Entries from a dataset
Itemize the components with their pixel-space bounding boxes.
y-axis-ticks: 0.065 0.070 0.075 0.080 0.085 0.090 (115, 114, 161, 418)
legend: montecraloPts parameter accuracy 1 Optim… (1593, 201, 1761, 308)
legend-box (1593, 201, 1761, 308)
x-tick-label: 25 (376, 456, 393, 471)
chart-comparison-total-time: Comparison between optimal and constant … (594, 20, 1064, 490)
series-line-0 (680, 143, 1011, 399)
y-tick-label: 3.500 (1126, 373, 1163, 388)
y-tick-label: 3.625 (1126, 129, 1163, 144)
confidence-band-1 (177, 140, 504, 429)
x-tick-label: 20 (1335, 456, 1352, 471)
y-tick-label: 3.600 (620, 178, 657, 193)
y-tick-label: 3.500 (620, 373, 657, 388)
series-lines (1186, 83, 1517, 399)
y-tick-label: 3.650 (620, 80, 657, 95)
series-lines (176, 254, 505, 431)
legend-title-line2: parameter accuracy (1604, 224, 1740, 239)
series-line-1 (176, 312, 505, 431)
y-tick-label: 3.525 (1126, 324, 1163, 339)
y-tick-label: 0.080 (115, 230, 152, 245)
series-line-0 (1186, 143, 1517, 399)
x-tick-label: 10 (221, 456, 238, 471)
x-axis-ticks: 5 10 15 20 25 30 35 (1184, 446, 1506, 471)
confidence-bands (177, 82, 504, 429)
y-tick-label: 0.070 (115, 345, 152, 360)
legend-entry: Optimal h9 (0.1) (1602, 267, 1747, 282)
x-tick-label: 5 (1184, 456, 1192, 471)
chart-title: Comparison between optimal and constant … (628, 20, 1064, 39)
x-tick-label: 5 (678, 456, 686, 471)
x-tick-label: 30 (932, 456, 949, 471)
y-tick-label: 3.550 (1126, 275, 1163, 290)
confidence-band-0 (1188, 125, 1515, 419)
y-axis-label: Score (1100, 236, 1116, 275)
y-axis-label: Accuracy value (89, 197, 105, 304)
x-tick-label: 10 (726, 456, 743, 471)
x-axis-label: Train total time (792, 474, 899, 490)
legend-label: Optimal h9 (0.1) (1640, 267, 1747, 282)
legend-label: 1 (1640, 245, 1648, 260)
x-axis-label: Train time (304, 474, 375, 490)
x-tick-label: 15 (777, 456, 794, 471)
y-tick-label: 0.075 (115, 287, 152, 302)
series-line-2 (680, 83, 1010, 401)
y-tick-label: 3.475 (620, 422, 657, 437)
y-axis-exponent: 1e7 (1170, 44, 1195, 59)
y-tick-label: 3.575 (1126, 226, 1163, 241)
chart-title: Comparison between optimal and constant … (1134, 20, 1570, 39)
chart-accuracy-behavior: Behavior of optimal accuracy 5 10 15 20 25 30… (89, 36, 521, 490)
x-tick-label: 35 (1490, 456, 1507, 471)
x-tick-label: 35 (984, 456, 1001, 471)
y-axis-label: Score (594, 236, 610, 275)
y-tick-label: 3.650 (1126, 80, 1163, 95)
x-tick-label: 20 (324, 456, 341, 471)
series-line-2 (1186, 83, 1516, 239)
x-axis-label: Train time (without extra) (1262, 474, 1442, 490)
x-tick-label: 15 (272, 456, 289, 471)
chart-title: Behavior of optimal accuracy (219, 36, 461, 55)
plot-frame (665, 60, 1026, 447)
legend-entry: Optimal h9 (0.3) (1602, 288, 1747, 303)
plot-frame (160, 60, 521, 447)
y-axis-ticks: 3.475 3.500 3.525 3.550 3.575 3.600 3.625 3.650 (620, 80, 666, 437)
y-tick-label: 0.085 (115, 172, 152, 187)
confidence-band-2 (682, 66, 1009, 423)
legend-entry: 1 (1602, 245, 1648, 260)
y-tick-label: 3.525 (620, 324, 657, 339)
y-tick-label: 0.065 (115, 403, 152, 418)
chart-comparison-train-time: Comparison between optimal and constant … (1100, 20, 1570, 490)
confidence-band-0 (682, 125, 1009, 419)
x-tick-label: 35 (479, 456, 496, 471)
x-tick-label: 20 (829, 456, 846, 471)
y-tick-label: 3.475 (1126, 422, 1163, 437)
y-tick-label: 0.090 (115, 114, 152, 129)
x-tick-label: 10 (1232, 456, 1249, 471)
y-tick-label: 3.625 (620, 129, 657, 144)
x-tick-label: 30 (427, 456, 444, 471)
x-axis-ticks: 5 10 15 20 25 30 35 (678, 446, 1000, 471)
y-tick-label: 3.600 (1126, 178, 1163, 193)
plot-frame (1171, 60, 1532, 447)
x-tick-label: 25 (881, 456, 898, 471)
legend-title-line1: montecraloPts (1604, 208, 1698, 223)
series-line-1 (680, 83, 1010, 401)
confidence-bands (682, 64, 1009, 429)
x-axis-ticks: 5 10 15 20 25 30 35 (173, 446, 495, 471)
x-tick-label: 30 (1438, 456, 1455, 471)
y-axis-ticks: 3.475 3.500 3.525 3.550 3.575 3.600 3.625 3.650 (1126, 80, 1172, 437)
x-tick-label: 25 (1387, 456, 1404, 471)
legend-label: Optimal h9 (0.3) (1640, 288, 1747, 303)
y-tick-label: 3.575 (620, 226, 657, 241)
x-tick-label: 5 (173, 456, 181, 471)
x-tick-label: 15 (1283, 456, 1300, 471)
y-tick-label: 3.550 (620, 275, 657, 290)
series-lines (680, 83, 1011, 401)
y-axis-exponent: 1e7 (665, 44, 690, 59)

[Task requirements]
Switch every "series-lines" in the data above to "line-group", and leave everything else exactly as it is.

[Result for this task]
Itemize the components with their pixel-space bounding boxes.
y-axis-ticks: 0.065 0.070 0.075 0.080 0.085 0.090 (115, 114, 161, 418)
legend: montecraloPts parameter accuracy 1 Optim… (1593, 201, 1761, 308)
legend-box (1593, 201, 1761, 308)
x-tick-label: 25 (376, 456, 393, 471)
chart-comparison-total-time: Comparison between optimal and constant … (594, 20, 1064, 490)
series-line-0 (680, 143, 1011, 399)
y-tick-label: 3.500 (1126, 373, 1163, 388)
y-tick-label: 3.625 (1126, 129, 1163, 144)
confidence-band-1 (177, 140, 504, 429)
x-tick-label: 20 (1335, 456, 1352, 471)
y-tick-label: 3.600 (620, 178, 657, 193)
y-tick-label: 3.500 (620, 373, 657, 388)
line-group (1186, 83, 1517, 399)
y-tick-label: 3.650 (620, 80, 657, 95)
line-group (176, 254, 505, 431)
legend-title-line2: parameter accuracy (1604, 224, 1740, 239)
series-line-1 (176, 312, 505, 431)
y-tick-label: 3.525 (1126, 324, 1163, 339)
y-tick-label: 0.080 (115, 230, 152, 245)
series-line-0 (1186, 143, 1517, 399)
x-tick-label: 10 (221, 456, 238, 471)
x-axis-ticks: 5 10 15 20 25 30 35 (1184, 446, 1506, 471)
confidence-bands (177, 82, 504, 429)
y-tick-label: 0.070 (115, 345, 152, 360)
legend-entry: Optimal h9 (0.1) (1602, 267, 1747, 282)
x-tick-label: 5 (1184, 456, 1192, 471)
chart-title: Comparison between optimal and constant … (628, 20, 1064, 39)
x-tick-label: 5 (678, 456, 686, 471)
x-tick-label: 30 (932, 456, 949, 471)
y-tick-label: 3.550 (1126, 275, 1163, 290)
confidence-band-0 (1188, 125, 1515, 419)
y-axis-label: Score (1100, 236, 1116, 275)
y-axis-label: Accuracy value (89, 197, 105, 304)
x-tick-label: 10 (726, 456, 743, 471)
x-axis-label: Train total time (792, 474, 899, 490)
legend-label: Optimal h9 (0.1) (1640, 267, 1747, 282)
legend-label: 1 (1640, 245, 1648, 260)
x-axis-label: Train time (304, 474, 375, 490)
x-tick-label: 15 (777, 456, 794, 471)
y-tick-label: 0.075 (115, 287, 152, 302)
series-line-2 (680, 83, 1010, 401)
y-tick-label: 3.475 (620, 422, 657, 437)
y-axis-exponent: 1e7 (1170, 44, 1195, 59)
y-tick-label: 3.575 (1126, 226, 1163, 241)
chart-title: Comparison between optimal and constant … (1134, 20, 1570, 39)
chart-accuracy-behavior: Behavior of optimal accuracy 5 10 15 20 25 30… (89, 36, 521, 490)
x-tick-label: 35 (1490, 456, 1507, 471)
x-tick-label: 35 (984, 456, 1001, 471)
y-axis-label: Score (594, 236, 610, 275)
y-tick-label: 3.650 (1126, 80, 1163, 95)
x-tick-label: 20 (324, 456, 341, 471)
series-line-2 (1186, 83, 1516, 239)
x-axis-label: Train time (without extra) (1262, 474, 1442, 490)
x-tick-label: 15 (272, 456, 289, 471)
chart-title: Behavior of optimal accuracy (219, 36, 461, 55)
plot-frame (665, 60, 1026, 447)
legend-entry: Optimal h9 (0.3) (1602, 288, 1747, 303)
plot-frame (160, 60, 521, 447)
y-axis-ticks: 3.475 3.500 3.525 3.550 3.575 3.600 3.625 3.650 (620, 80, 666, 437)
y-tick-label: 0.085 (115, 172, 152, 187)
confidence-band-2 (682, 66, 1009, 423)
legend-entry: 1 (1602, 245, 1648, 260)
y-tick-label: 3.525 (620, 324, 657, 339)
y-tick-label: 0.065 (115, 403, 152, 418)
chart-comparison-train-time: Comparison between optimal and constant … (1100, 20, 1570, 490)
confidence-band-0 (682, 125, 1009, 419)
x-tick-label: 35 (479, 456, 496, 471)
x-tick-label: 20 (829, 456, 846, 471)
y-tick-label: 3.475 (1126, 422, 1163, 437)
y-tick-label: 0.090 (115, 114, 152, 129)
x-tick-label: 10 (1232, 456, 1249, 471)
y-tick-label: 3.625 (620, 129, 657, 144)
x-tick-label: 30 (427, 456, 444, 471)
x-axis-ticks: 5 10 15 20 25 30 35 (678, 446, 1000, 471)
y-tick-label: 3.600 (1126, 178, 1163, 193)
plot-frame (1171, 60, 1532, 447)
x-tick-label: 25 (881, 456, 898, 471)
legend-title-line1: montecraloPts (1604, 208, 1698, 223)
series-line-1 (680, 83, 1010, 401)
confidence-bands (682, 64, 1009, 429)
x-axis-ticks: 5 10 15 20 25 30 35 (173, 446, 495, 471)
x-tick-label: 30 (1438, 456, 1455, 471)
y-axis-ticks: 3.475 3.500 3.525 3.550 3.575 3.600 3.625 3.650 (1126, 80, 1172, 437)
x-tick-label: 25 (1387, 456, 1404, 471)
legend-label: Optimal h9 (0.3) (1640, 288, 1747, 303)
y-tick-label: 3.575 (620, 226, 657, 241)
x-tick-label: 5 (173, 456, 181, 471)
x-tick-label: 15 (1283, 456, 1300, 471)
y-tick-label: 3.550 (620, 275, 657, 290)
line-group (680, 83, 1011, 401)
y-axis-exponent: 1e7 (665, 44, 690, 59)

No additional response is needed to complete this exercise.